* REQUEST: Type out all the records word for word. Any pictures are to be left out.
### SOURCE MATERIAL ###
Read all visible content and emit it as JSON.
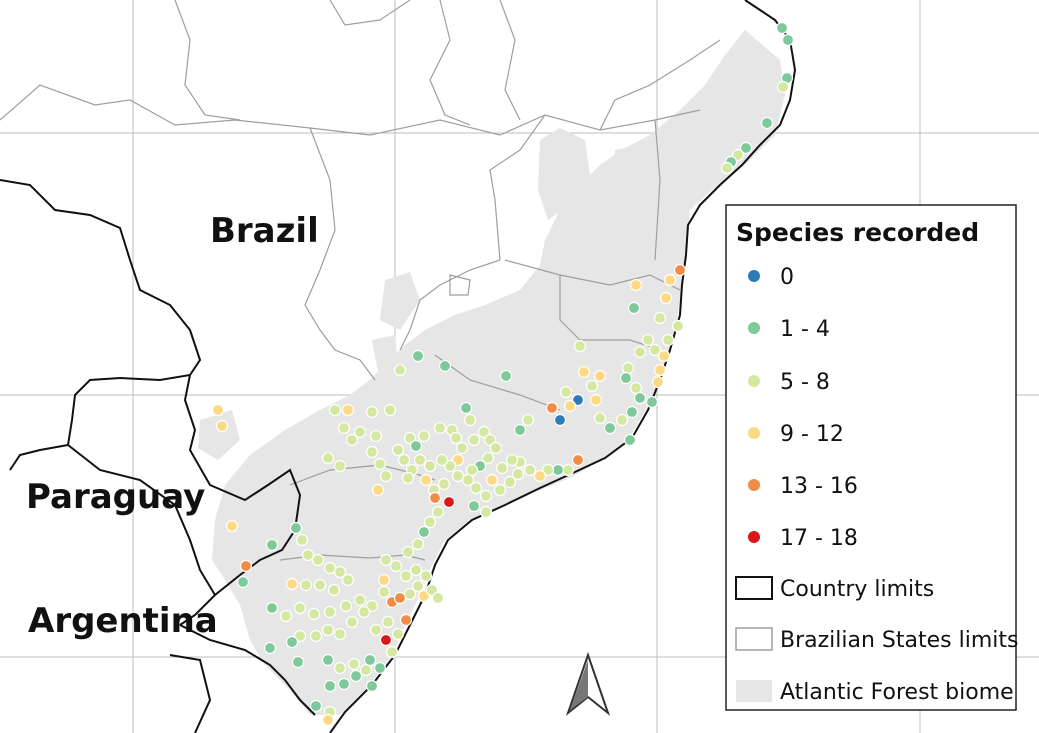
{
  "countries": {
    "brazil": "Brazil",
    "paraguay": "Paraguay",
    "argentina": "Argentina"
  },
  "legend": {
    "title": "Species recorded",
    "classes": [
      {
        "label": "0",
        "color": "#2c7bb6"
      },
      {
        "label": "1 - 4",
        "color": "#7ec99a"
      },
      {
        "label": "5 - 8",
        "color": "#d4e8a2"
      },
      {
        "label": "9 - 12",
        "color": "#fdd985"
      },
      {
        "label": "13 - 16",
        "color": "#f08c46"
      },
      {
        "label": "17 - 18",
        "color": "#d7191c"
      }
    ],
    "country_limits": "Country limits",
    "state_limits": "Brazilian States limits",
    "biome": "Atlantic Forest biome"
  },
  "colors": {
    "biome_fill": "#e6e6e6",
    "country_line": "#111111",
    "state_line": "#9e9e9e",
    "grid_line": "#bdbdbd"
  },
  "icons": [
    "north-arrow-icon"
  ]
}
###
* FINAL ANSWER:
Read all visible content and emit it as JSON.
{
  "countries": {
    "brazil": "Brazil",
    "paraguay": "Paraguay",
    "argentina": "Argentina"
  },
  "legend": {
    "title": "Species recorded",
    "classes": [
      {
        "label": "0",
        "color": "#2c7bb6"
      },
      {
        "label": "1 - 4",
        "color": "#7ec99a"
      },
      {
        "label": "5 - 8",
        "color": "#d4e8a2"
      },
      {
        "label": "9 - 12",
        "color": "#fdd985"
      },
      {
        "label": "13 - 16",
        "color": "#f08c46"
      },
      {
        "label": "17 - 18",
        "color": "#d7191c"
      }
    ],
    "country_limits": "Country limits",
    "state_limits": "Brazilian States limits",
    "biome": "Atlantic Forest biome"
  },
  "colors": {
    "biome_fill": "#e6e6e6",
    "country_line": "#111111",
    "state_line": "#9e9e9e",
    "grid_line": "#bdbdbd"
  },
  "icons": [
    "north-arrow-icon"
  ]
}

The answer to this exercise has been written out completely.